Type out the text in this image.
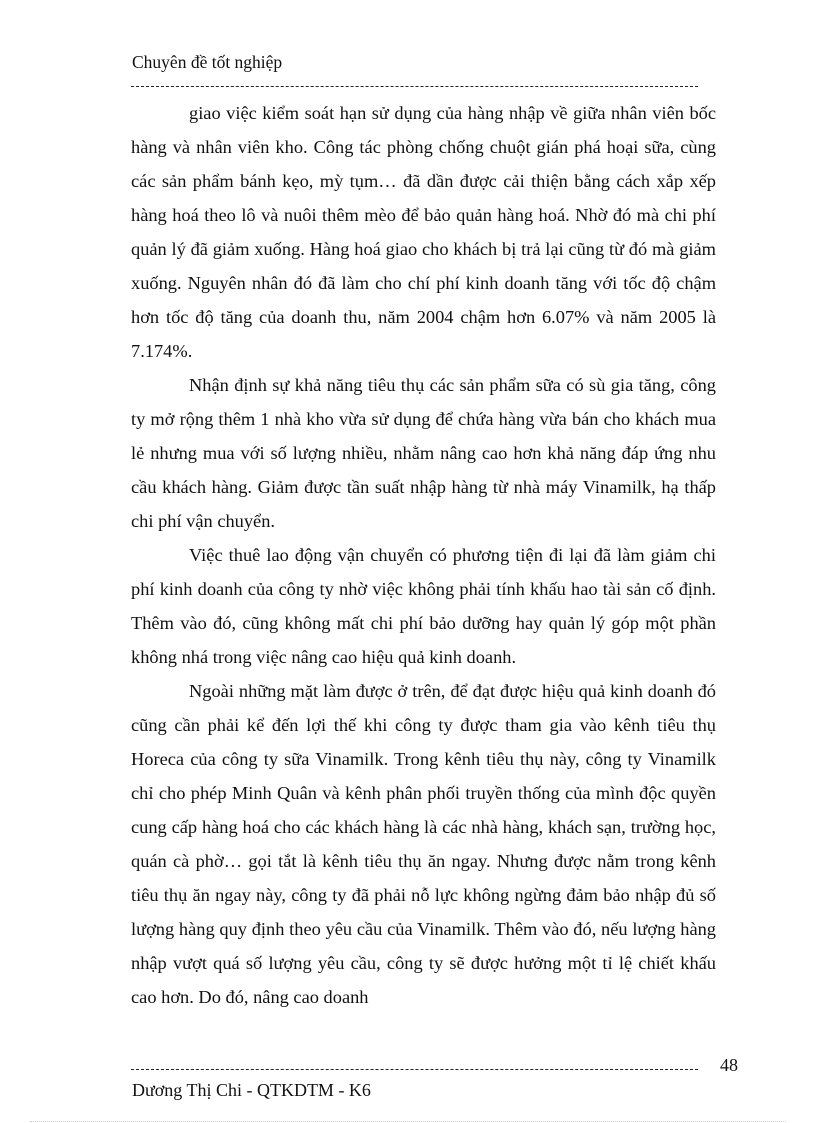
Chuyên đề tốt nghiệp

giao việc kiểm soát hạn sử dụng của hàng nhập về giữa nhân viên bốc hàng và nhân viên kho. Công tác phòng chống chuột gián phá hoại sữa, cùng các sản phẩm bánh kẹo, mỳ tụm… đã dần được cải thiện bằng cách xắp xếp hàng hoá theo lô và nuôi thêm mèo để bảo quản hàng hoá. Nhờ đó mà chi phí quản lý đã giảm xuống. Hàng hoá giao cho khách bị trả lại cũng từ đó mà giảm xuống. Nguyên nhân đó đã làm cho chí phí kinh doanh tăng với tốc độ chậm hơn tốc độ tăng của doanh thu, năm 2004 chậm hơn 6.07% và năm 2005 là 7.174%.

Nhận định sự khả năng tiêu thụ các sản phẩm sữa có sù gia tăng, công ty mở rộng thêm 1 nhà kho vừa sử dụng để chứa hàng vừa bán cho khách mua lẻ nhưng mua với số lượng nhiều, nhằm nâng cao hơn khả năng đáp ứng nhu cầu khách hàng. Giảm được tần suất nhập hàng từ nhà máy Vinamilk, hạ thấp chi phí vận chuyển.

Việc thuê lao động vận chuyển có phương tiện đi lại đã làm giảm chi phí kinh doanh của công ty nhờ việc không phải tính khấu hao tài sản cố định. Thêm vào đó, cũng không mất chi phí bảo dưỡng hay quản lý góp một phần không nhá trong việc nâng cao hiệu quả kinh doanh.

Ngoài những mặt làm được ở trên, để đạt được hiệu quả kinh doanh đó cũng cần phải kể đến lợi thế khi công ty được tham gia vào kênh tiêu thụ Horeca của công ty sữa Vinamilk. Trong kênh tiêu thụ này, công ty Vinamilk chỉ cho phép Minh Quân và kênh phân phối truyền thống của mình độc quyền cung cấp hàng hoá cho các khách hàng là các nhà hàng, khách sạn, trường học, quán cà phờ… gọi tắt là kênh tiêu thụ ăn ngay. Nhưng được nằm trong kênh tiêu thụ ăn ngay này, công ty đã phải nỗ lực không ngừng đảm bảo nhập đủ số lượng hàng quy định theo yêu cầu của Vinamilk. Thêm vào đó, nếu lượng hàng nhập vượt quá số lượng yêu cầu, công ty sẽ được hưởng một tỉ lệ chiết khấu cao hơn. Do đó, nâng cao doanh

48
Dương Thị Chi - QTKDTM - K6
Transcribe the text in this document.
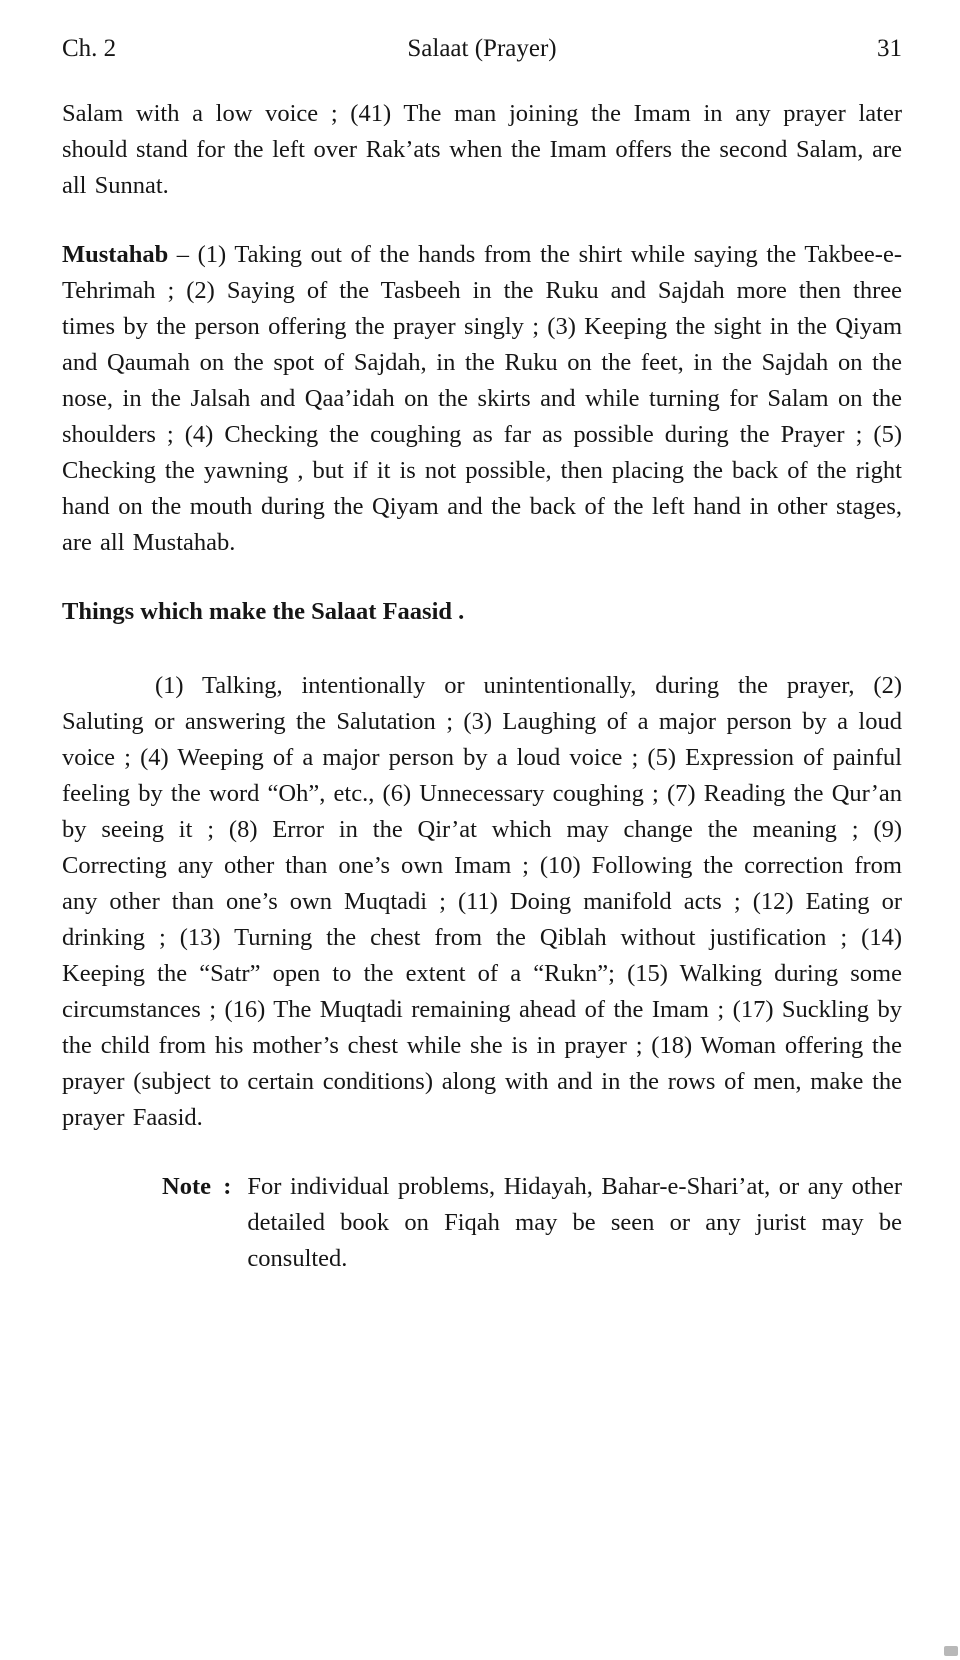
Ch. 2	Salaat (Prayer)	31

Salam with a low voice ; (41) The man joining the Imam in any prayer later should stand for the left over Rak’ats when the Imam offers the second Salam, are all Sunnat.

Mustahab – (1) Taking out of the hands from the shirt while saying the Takbee-e-Tehrimah ; (2) Saying of the Tasbeeh in the Ruku and Sajdah more then three times by the person offering the prayer singly ; (3) Keeping the sight in the Qiyam and Qaumah on the spot of Sajdah, in the Ruku on the feet, in the Sajdah on the nose, in the Jalsah and Qaa’idah on the skirts and while turning for Salam on the shoulders ; (4) Checking the coughing as far as possible during the Prayer ; (5) Checking the yawning , but if it is not possible, then placing the back of the right hand on the mouth during the Qiyam and the back of the left hand in other stages, are all Mustahab.

Things which make the Salaat Faasid .

(1) Talking, intentionally or unintentionally, during the prayer, (2) Saluting or answering the Salutation ; (3) Laughing of a major person by a loud voice ; (4) Weeping of a major person by a loud voice ; (5) Expression of painful feeling by the word “Oh”, etc., (6) Unnecessary coughing ; (7) Reading the Qur’an by seeing it ; (8) Error in the Qir’at which may change the meaning ; (9) Correcting any other than one’s own Imam ; (10) Following the correction from any other than one’s own Muqtadi ; (11) Doing manifold acts ; (12) Eating or drinking ; (13) Turning the chest from the Qiblah without justification ; (14) Keeping the “Satr” open to the extent of a “Rukn”; (15) Walking during some circumstances ; (16) The Muqtadi remaining ahead of the Imam ; (17) Suckling by the child from his mother’s chest while she is in prayer ; (18) Woman offering the prayer (subject to certain conditions) along with and in the rows of men, make the prayer Faasid.

Note : For individual problems, Hidayah, Bahar-e-Shari’at, or any other detailed book on Fiqah may be seen or any jurist may be consulted.
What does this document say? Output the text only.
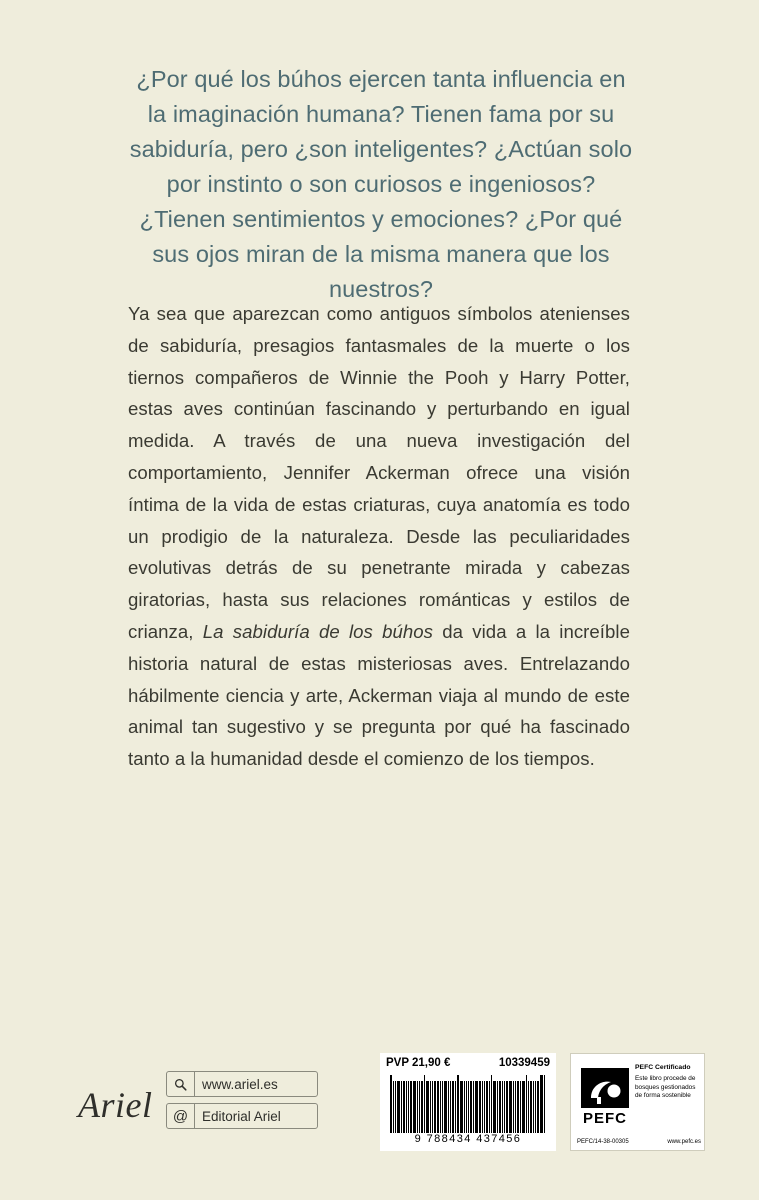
¿Por qué los búhos ejercen tanta influencia en la imaginación humana? Tienen fama por su sabiduría, pero ¿son inteligentes? ¿Actúan solo por instinto o son curiosos e ingeniosos? ¿Tienen sentimientos y emociones? ¿Por qué sus ojos miran de la misma manera que los nuestros?

Ya sea que aparezcan como antiguos símbolos atenienses de sabiduría, presagios fantasmales de la muerte o los tiernos compañeros de Winnie the Pooh y Harry Potter, estas aves continúan fascinando y perturbando en igual medida. A través de una nueva investigación del comportamiento, Jennifer Ackerman ofrece una visión íntima de la vida de estas criaturas, cuya anatomía es todo un prodigio de la naturaleza. Desde las peculiaridades evolutivas detrás de su penetrante mirada y cabezas giratorias, hasta sus relaciones románticas y estilos de crianza, La sabiduría de los búhos da vida a la increíble historia natural de estas misteriosas aves. Entrelazando hábilmente ciencia y arte, Ackerman viaja al mundo de este animal tan sugestivo y se pregunta por qué ha fascinado tanto a la humanidad desde el comienzo de los tiempos.

Ariel
www.ariel.es
@	Editorial Ariel
PVP 21,90 €	10339459
9 788434 437456
PEFC
PEFC Certificado
Este libro procede de bosques gestionados de forma sostenible
PEFC/14-38-00305	www.pefc.es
═══
- **Directive**
Restate the whole listing above exactly, please, omitting every image.

- **The completed task**
Type out the text in this image.
Chuyên đề tốt nghiệp

giao việc kiểm soát hạn sử dụng của hàng nhập về giữa nhân viên bốc hàng và nhân viên kho. Công tác phòng chống chuột gián phá hoại sữa, cùng các sản phẩm bánh kẹo, mỳ tụm… đã dần được cải thiện bằng cách xắp xếp hàng hoá theo lô và nuôi thêm mèo để bảo quản hàng hoá. Nhờ đó mà chi phí quản lý đã giảm xuống. Hàng hoá giao cho khách bị trả lại cũng từ đó mà giảm xuống. Nguyên nhân đó đã làm cho chí phí kinh doanh tăng với tốc độ chậm hơn tốc độ tăng của doanh thu, năm 2004 chậm hơn 6.07% và năm 2005 là 7.174%.

Nhận định sự khả năng tiêu thụ các sản phẩm sữa có sù gia tăng, công ty mở rộng thêm 1 nhà kho vừa sử dụng để chứa hàng vừa bán cho khách mua lẻ nhưng mua với số lượng nhiều, nhằm nâng cao hơn khả năng đáp ứng nhu cầu khách hàng. Giảm được tần suất nhập hàng từ nhà máy Vinamilk, hạ thấp chi phí vận chuyển.

Việc thuê lao động vận chuyển có phương tiện đi lại đã làm giảm chi phí kinh doanh của công ty nhờ việc không phải tính khấu hao tài sản cố định. Thêm vào đó, cũng không mất chi phí bảo dưỡng hay quản lý góp một phần không nhá trong việc nâng cao hiệu quả kinh doanh.

Ngoài những mặt làm được ở trên, để đạt được hiệu quả kinh doanh đó cũng cần phải kể đến lợi thế khi công ty được tham gia vào kênh tiêu thụ Horeca của công ty sữa Vinamilk. Trong kênh tiêu thụ này, công ty Vinamilk chỉ cho phép Minh Quân và kênh phân phối truyền thống của mình độc quyền cung cấp hàng hoá cho các khách hàng là các nhà hàng, khách sạn, trường học, quán cà phờ… gọi tắt là kênh tiêu thụ ăn ngay. Nhưng được nằm trong kênh tiêu thụ ăn ngay này, công ty đã phải nỗ lực không ngừng đảm bảo nhập đủ số lượng hàng quy định theo yêu cầu của Vinamilk. Thêm vào đó, nếu lượng hàng nhập vượt quá số lượng yêu cầu, công ty sẽ được hưởng một tỉ lệ chiết khấu cao hơn. Do đó, nâng cao doanh

48
Dương Thị Chi - QTKDTM - K6
Transcribe the text in this document.
Ch. 2	Salaat (Prayer)	31

Salam with a low voice ; (41) The man joining the Imam in any prayer later should stand for the left over Rak’ats when the Imam offers the second Salam, are all Sunnat.

Mustahab – (1) Taking out of the hands from the shirt while saying the Takbee-e-Tehrimah ; (2) Saying of the Tasbeeh in the Ruku and Sajdah more then three times by the person offering the prayer singly ; (3) Keeping the sight in the Qiyam and Qaumah on the spot of Sajdah, in the Ruku on the feet, in the Sajdah on the nose, in the Jalsah and Qaa’idah on the skirts and while turning for Salam on the shoulders ; (4) Checking the coughing as far as possible during the Prayer ; (5) Checking the yawning , but if it is not possible, then placing the back of the right hand on the mouth during the Qiyam and the back of the left hand in other stages, are all Mustahab.

Things which make the Salaat Faasid .

(1) Talking, intentionally or unintentionally, during the prayer, (2) Saluting or answering the Salutation ; (3) Laughing of a major person by a loud voice ; (4) Weeping of a major person by a loud voice ; (5) Expression of painful feeling by the word “Oh”, etc., (6) Unnecessary coughing ; (7) Reading the Qur’an by seeing it ; (8) Error in the Qir’at which may change the meaning ; (9) Correcting any other than one’s own Imam ; (10) Following the correction from any other than one’s own Muqtadi ; (11) Doing manifold acts ; (12) Eating or drinking ; (13) Turning the chest from the Qiblah without justification ; (14) Keeping the “Satr” open to the extent of a “Rukn”; (15) Walking during some circumstances ; (16) The Muqtadi remaining ahead of the Imam ; (17) Suckling by the child from his mother’s chest while she is in prayer ; (18) Woman offering the prayer (subject to certain conditions) along with and in the rows of men, make the prayer Faasid.

Note : For individual problems, Hidayah, Bahar-e-Shari’at, or any other detailed book on Fiqah may be seen or any jurist may be consulted.
What does this document say? Output the text only.
¿Por qué los búhos ejercen tanta influencia en la imaginación humana? Tienen fama por su sabiduría, pero ¿son inteligentes? ¿Actúan solo por instinto o son curiosos e ingeniosos? ¿Tienen sentimientos y emociones? ¿Por qué sus ojos miran de la misma manera que los nuestros?

Ya sea que aparezcan como antiguos símbolos atenienses de sabiduría, presagios fantasmales de la muerte o los tiernos compañeros de Winnie the Pooh y Harry Potter, estas aves continúan fascinando y perturbando en igual medida. A través de una nueva investigación del comportamiento, Jennifer Ackerman ofrece una visión íntima de la vida de estas criaturas, cuya anatomía es todo un prodigio de la naturaleza. Desde las peculiaridades evolutivas detrás de su penetrante mirada y cabezas giratorias, hasta sus relaciones románticas y estilos de crianza, La sabiduría de los búhos da vida a la increíble historia natural de estas misteriosas aves. Entrelazando hábilmente ciencia y arte, Ackerman viaja al mundo de este animal tan sugestivo y se pregunta por qué ha fascinado tanto a la humanidad desde el comienzo de los tiempos.

Ariel
www.ariel.es
@	Editorial Ariel
PVP 21,90 €	10339459
9 788434 437456
PEFC
PEFC Certificado
Este libro procede de bosques gestionados de forma sostenible
PEFC/14-38-00305	www.pefc.es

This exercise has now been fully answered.